- WRITTEN PROBLEM A
Translate this sentence from the excerpt on bank regulation into Spanish: "And while regulatory subsidies of public debt are kept in place, this vicious circle will continue."
[begin EXCERPT]
PS. Here are some of my past explanations for dummies.

PS. Today 50% of my constituency, my grandchildren, gets to be 5 years old.

Wednesday, August 24, 2016

Was it an accident or is it a statist setup?

In 1988, suddenly, without asking anybody, least us citizens, bank regulators, for the purpose of setting the capital requirements for banks, decreed the risk weight of the sovereign, the government, to be Zero Percent, while the risk weight for We the People was set at 100%.

Not having to hold capital against sovereign debt permits banks to lend to government at lower rates; which translates into a regulatory subsidy of government debt.

Then in response to the 2007-08 crisis, itself a result from distorting bank regulations, central banks launched quantitative easing, which basically meant injecting liquidity into the economy by purchasing government debt; and for example the Fed has ended up with about of US$ 4.5 trillion in government paper.

Much of the liquidity injected went to prop up real estate, bonds and shares, but a lot of it spilled over into more demand for government paper.

Naturally, interest rates for public debt fell, and many, like pension funds, in order to adjust for their liabilities, had to purchase even more public debt.

And while regulatory subsidies of public debt are kept in place, this vicious circle will continue.

And to top it up, too many “experts” now advance the argument that government should take advantage of these low interest rates, to launch infrastructure projects.

Let me be very clear about it, the fact that government might (artificially) even be paying a negative rate on its borrowings, does not mean it should borrow, because it is still very capable of investing those funds in projects yielding even more (real) negative rates.
[end EXCERPT]
[begin SOURCE DATA]
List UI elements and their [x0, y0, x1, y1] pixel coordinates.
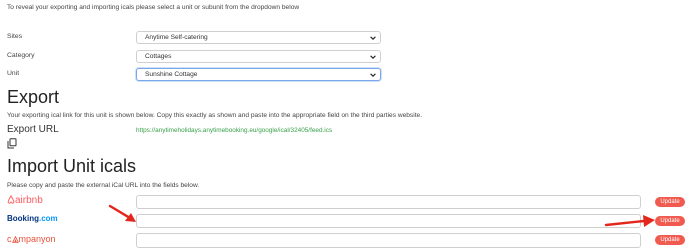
export-description: Your exporting ical link for this unit i… — [7, 112, 423, 119]
airbnb-icon — [7, 194, 15, 204]
airbnb-logo-text: airbnb — [15, 195, 43, 206]
booking-logo: Booking.com — [7, 214, 58, 223]
category-label: Category — [7, 52, 35, 59]
intro-text: To reveal your exporting and importing i… — [7, 4, 300, 11]
chevron-down-icon — [370, 36, 376, 40]
annotation-arrow-right — [604, 215, 655, 227]
category-select-value: Cottages — [145, 53, 172, 60]
chevron-down-icon — [370, 55, 376, 59]
unit-select-value: Sunshine Cottage — [145, 71, 198, 78]
booking-logo-main: Booking — [7, 214, 39, 223]
export-url-label: Export URL — [7, 124, 59, 135]
unit-label: Unit — [7, 70, 20, 77]
export-url-link[interactable]: https://anytimeholidays.anytimebooking.e… — [136, 127, 332, 134]
booking-update-button[interactable]: Update — [655, 216, 685, 226]
campanyon-logo-rest: mpanyon — [18, 234, 56, 244]
import-heading: Import Unit icals — [7, 156, 137, 176]
chevron-down-icon — [370, 73, 376, 77]
export-heading: Export — [7, 87, 60, 107]
airbnb-update-button[interactable]: Update — [655, 197, 685, 207]
booking-logo-suffix: .com — [39, 214, 58, 223]
sites-select-value: Anytime Self-catering — [145, 34, 208, 41]
annotation-arrow-left — [108, 204, 136, 222]
sites-select[interactable]: Anytime Self-catering — [136, 31, 381, 44]
sites-label: Sites — [7, 33, 23, 40]
airbnb-logo: airbnb — [7, 194, 43, 206]
campanyon-logo: c mpanyon — [7, 234, 56, 244]
unit-select[interactable]: Sunshine Cottage — [136, 68, 381, 81]
category-select[interactable]: Cottages — [136, 50, 381, 63]
campanyon-ical-input[interactable] — [136, 233, 641, 248]
booking-ical-input[interactable] — [136, 214, 641, 228]
campanyon-update-button[interactable]: Update — [655, 235, 685, 245]
import-description: Please copy and paste the external iCal … — [7, 182, 200, 189]
copy-icon[interactable] — [7, 138, 17, 149]
tent-icon — [11, 235, 19, 243]
airbnb-ical-input[interactable] — [136, 195, 641, 209]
[end SOURCE DATA]
- WRITTEN PROBLEM B
Rewrite the records between the lines holding "export-description: Your exporting" and "campanyon-logo: c mpanyon — [7, 234, 56, 244]", inclusive, with "Sunshine Cottage" changed to "Seaside Cottage" and everything else left as it is.

- CORRECT RESULT A
Y mientras se mantengan los subsidios regulatorios de la deuda pública, este círculo vicioso continuará.

- CORRECT RESULT B
export-description: Your exporting ical link for this unit i… — [7, 112, 423, 119]
airbnb-icon — [7, 194, 15, 204]
airbnb-logo-text: airbnb — [15, 195, 43, 206]
booking-logo: Booking.com — [7, 214, 58, 223]
category-label: Category — [7, 52, 35, 59]
intro-text: To reveal your exporting and importing i… — [7, 4, 300, 11]
chevron-down-icon — [370, 36, 376, 40]
annotation-arrow-right — [604, 215, 655, 227]
category-select-value: Cottages — [145, 53, 172, 60]
chevron-down-icon — [370, 55, 376, 59]
unit-select-value: Seaside Cottage — [145, 71, 198, 78]
booking-logo-main: Booking — [7, 214, 39, 223]
export-url-label: Export URL — [7, 124, 59, 135]
unit-label: Unit — [7, 70, 20, 77]
export-url-link[interactable]: https://anytimeholidays.anytimebooking.e… — [136, 127, 332, 134]
booking-update-button[interactable]: Update — [655, 216, 685, 226]
campanyon-logo-rest: mpanyon — [18, 234, 56, 244]
import-heading: Import Unit icals — [7, 156, 137, 176]
chevron-down-icon — [370, 73, 376, 77]
export-heading: Export — [7, 87, 60, 107]
airbnb-update-button[interactable]: Update — [655, 197, 685, 207]
booking-logo-suffix: .com — [39, 214, 58, 223]
sites-select-value: Anytime Self-catering — [145, 34, 208, 41]
annotation-arrow-left — [108, 204, 136, 222]
sites-select[interactable]: Anytime Self-catering — [136, 31, 381, 44]
sites-label: Sites — [7, 33, 23, 40]
airbnb-logo: airbnb — [7, 194, 43, 206]
campanyon-logo: c mpanyon — [7, 234, 56, 244]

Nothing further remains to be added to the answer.